■ Exercise brief ■
Retype the lines from the records below word for word, starting with the line containing "y-tick-label: 2 bbox=[58, 296, 65, 308]" and going on through the line containing "y-tick-label: 8 bbox=[58, 122, 66, 134]".

* Begin Raw records *

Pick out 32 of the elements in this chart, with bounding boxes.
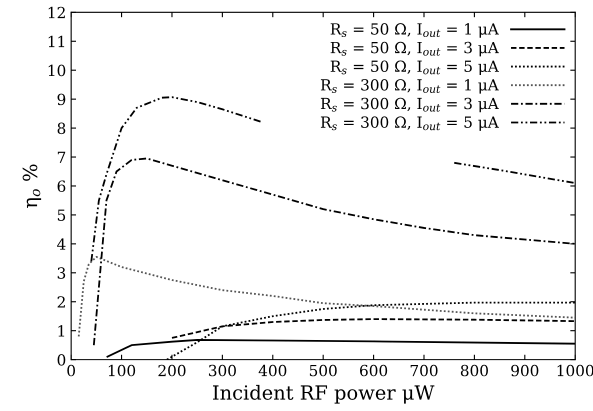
y-tick-label: 2 bbox=[58, 296, 65, 308]
legend-label: R$_{s}$ = 50 Ω, I$_{out}$ = 5 μA bbox=[330, 60, 499, 75]
x-tick-label: 300 bbox=[208, 364, 236, 376]
x-axis-title: Incident RF power μW bbox=[213, 384, 434, 404]
y-tick-label: 6 bbox=[58, 180, 66, 192]
x-tick-label: 500 bbox=[310, 364, 337, 376]
y-tick-label: 9 bbox=[58, 94, 66, 106]
x-tick-label: 800 bbox=[460, 364, 488, 376]
x-tick-label: 900 bbox=[511, 364, 538, 376]
y-tick-label: 8 bbox=[58, 122, 66, 134]
y-tick-label: 3 bbox=[58, 267, 66, 279]
x-tick-label: 200 bbox=[158, 364, 186, 376]
y-tick-label: 10 bbox=[48, 64, 66, 76]
y-tick-label: 12 bbox=[48, 6, 65, 18]
legend-label: R$_{s}$ = 300 Ω, I$_{out}$ = 3 μA bbox=[320, 98, 499, 112]
y-tick-label: 4 bbox=[57, 238, 66, 250]
legend-label: R$_{s}$ = 50 Ω, I$_{out}$ = 1 μA bbox=[330, 23, 499, 38]
x-tick-label: 600 bbox=[360, 364, 388, 376]
x-tick-label: 100 bbox=[108, 364, 136, 376]
y-axis-title: η$_{o}$ % bbox=[22, 164, 42, 208]
y-tick-label: 1 bbox=[58, 325, 64, 336]
legend-label: R$_{s}$ = 300 Ω, I$_{out}$ = 1 μA bbox=[320, 79, 499, 94]
x-tick-label: 700 bbox=[410, 364, 438, 376]
legend-label: R$_{s}$ = 50 Ω, I$_{out}$ = 3 μA bbox=[330, 42, 499, 56]
x-tick-label: 400 bbox=[258, 364, 286, 376]
y-tick-label: 7 bbox=[58, 152, 66, 163]
y-tick-label: 5 bbox=[58, 210, 66, 221]
legend-label: R$_{s}$ = 300 Ω, I$_{out}$ = 5 μA bbox=[320, 116, 499, 131]
x-tick-label: 0 bbox=[67, 364, 76, 376]
line-series bbox=[78, 256, 576, 338]
y-tick-label: 0 bbox=[58, 354, 66, 366]
y-tick-label: 11 bbox=[48, 36, 64, 48]
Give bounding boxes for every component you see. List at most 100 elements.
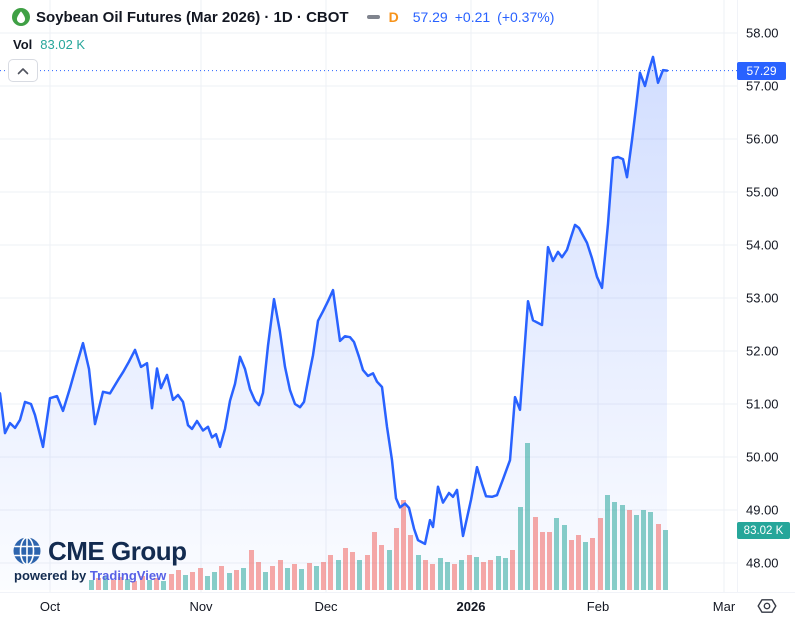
volume-bar bbox=[620, 505, 625, 590]
time-axis-label: Dec bbox=[314, 599, 338, 614]
volume-bar bbox=[285, 568, 290, 590]
volume-bar bbox=[96, 578, 101, 590]
volume-bar bbox=[547, 532, 552, 590]
volume-bar bbox=[445, 562, 450, 590]
volume-bar bbox=[198, 568, 203, 590]
soybean-oil-symbol-icon bbox=[12, 8, 30, 26]
collapse-legend-button[interactable] bbox=[8, 59, 38, 82]
volume-bar bbox=[343, 548, 348, 590]
price-change-percent: (+0.37%) bbox=[497, 9, 555, 25]
volume-bar bbox=[598, 518, 603, 590]
volume-bar bbox=[132, 581, 137, 590]
time-axis-label: Nov bbox=[189, 599, 213, 614]
last-price-badge-value: 57.29 bbox=[746, 63, 777, 78]
volume-label: Vol bbox=[13, 36, 33, 52]
volume-bar bbox=[241, 568, 246, 590]
volume-bar bbox=[394, 528, 399, 590]
chevron-up-icon bbox=[17, 67, 29, 74]
price-axis-label: 54.00 bbox=[746, 237, 779, 253]
volume-bar bbox=[641, 510, 646, 590]
volume-bar bbox=[525, 443, 530, 590]
volume-bar bbox=[307, 563, 312, 590]
volume-bar bbox=[438, 558, 443, 590]
volume-bar bbox=[89, 580, 94, 590]
volume-bar bbox=[111, 580, 116, 590]
volume-bar bbox=[234, 570, 239, 590]
volume-bar bbox=[605, 495, 610, 590]
tradingview-link[interactable]: TradingView bbox=[89, 568, 167, 583]
volume-bar bbox=[554, 518, 559, 590]
volume-bar bbox=[488, 560, 493, 590]
volume-bar bbox=[161, 581, 166, 590]
price-axis[interactable]: 58.00 57.00 56.00 55.00 54.00 53.00 52.00 51.00… bbox=[737, 0, 795, 592]
volume-bar bbox=[430, 564, 435, 590]
volume-bar bbox=[533, 517, 538, 590]
volume-bar bbox=[314, 566, 319, 590]
last-price: 57.29 bbox=[412, 9, 448, 25]
price-axis-label: 51.00 bbox=[746, 396, 779, 412]
price-axis-label: 58.00 bbox=[746, 25, 779, 41]
volume-bar bbox=[562, 525, 567, 590]
price-axis-label: 56.00 bbox=[746, 131, 779, 147]
volume-bar bbox=[256, 562, 261, 590]
series-marker-icon bbox=[366, 15, 380, 19]
last-volume-badge: 83.02 K bbox=[737, 522, 790, 539]
price-axis-label: 53.00 bbox=[746, 290, 779, 306]
volume-bar bbox=[576, 535, 581, 590]
volume-value: 83.02 K bbox=[40, 36, 86, 52]
volume-bar bbox=[656, 524, 661, 590]
volume-bar bbox=[569, 540, 574, 590]
volume-bar bbox=[634, 515, 639, 590]
volume-bar bbox=[219, 566, 224, 590]
volume-bar bbox=[452, 564, 457, 590]
volume-bar bbox=[612, 502, 617, 590]
time-axis[interactable]: Oct Nov Dec 2026 Feb Mar bbox=[0, 592, 795, 618]
volume-bar bbox=[205, 576, 210, 590]
volume-bar bbox=[125, 579, 130, 590]
last-price-badge: 57.29 bbox=[737, 61, 786, 80]
volume-bar bbox=[416, 555, 421, 590]
volume-bar bbox=[154, 578, 159, 590]
volume-bar bbox=[227, 573, 232, 590]
volume-bar bbox=[299, 569, 304, 590]
volume-bar bbox=[583, 542, 588, 590]
volume-bar bbox=[372, 532, 377, 590]
volume-bar bbox=[336, 560, 341, 590]
volume-bar bbox=[118, 577, 123, 590]
volume-bar bbox=[103, 576, 108, 590]
volume-bar bbox=[190, 572, 195, 590]
volume-bar bbox=[540, 532, 545, 590]
symbol-title[interactable]: Soybean Oil Futures (Mar 2026) · 1D · CB… bbox=[36, 8, 349, 26]
area-fill bbox=[0, 56, 667, 590]
volume-bar bbox=[278, 560, 283, 590]
volume-bar bbox=[510, 550, 515, 590]
volume-bar bbox=[263, 572, 268, 590]
volume-bar bbox=[627, 510, 632, 590]
volume-bar bbox=[357, 560, 362, 590]
volume-bar bbox=[328, 555, 333, 590]
volume-bar bbox=[212, 572, 217, 590]
volume-bar bbox=[401, 500, 406, 590]
settings-icon[interactable] bbox=[755, 597, 779, 615]
cme-globe-icon bbox=[13, 536, 41, 566]
volume-row: Vol 83.02 K bbox=[13, 36, 85, 52]
volume-bar bbox=[147, 580, 152, 590]
price-line bbox=[0, 55, 669, 546]
volume-bar bbox=[467, 555, 472, 590]
volume-bar bbox=[496, 556, 501, 590]
volume-bar bbox=[387, 550, 392, 590]
time-axis-label: Mar bbox=[712, 599, 736, 614]
volume-bar bbox=[648, 512, 653, 590]
time-axis-label: 2026 bbox=[456, 599, 486, 614]
powered-by-text: powered by bbox=[14, 568, 90, 583]
volume-bar bbox=[423, 560, 428, 590]
volume-bar bbox=[518, 507, 523, 590]
volume-bar bbox=[408, 535, 413, 590]
interval-label: D bbox=[388, 9, 399, 25]
cme-brand-text[interactable]: CME Group bbox=[48, 535, 187, 566]
volume-bar bbox=[474, 557, 479, 590]
price-axis-label: 49.00 bbox=[746, 502, 779, 518]
price-axis-label: 55.00 bbox=[746, 184, 779, 200]
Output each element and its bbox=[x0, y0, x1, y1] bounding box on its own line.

* End Raw records *

■ Solution ■
y-tick-label: 2 bbox=[58, 296, 65, 308]
legend-label: R$_{s}$ = 50 Ω, I$_{out}$ = 5 μA bbox=[330, 60, 499, 75]
x-tick-label: 300 bbox=[208, 364, 236, 376]
x-axis-title: Incident RF power μW bbox=[213, 384, 434, 404]
y-tick-label: 6 bbox=[58, 180, 66, 192]
x-tick-label: 500 bbox=[310, 364, 337, 376]
y-tick-label: 9 bbox=[58, 94, 66, 106]
x-tick-label: 800 bbox=[460, 364, 488, 376]
x-tick-label: 900 bbox=[511, 364, 538, 376]
y-tick-label: 8 bbox=[58, 122, 66, 134]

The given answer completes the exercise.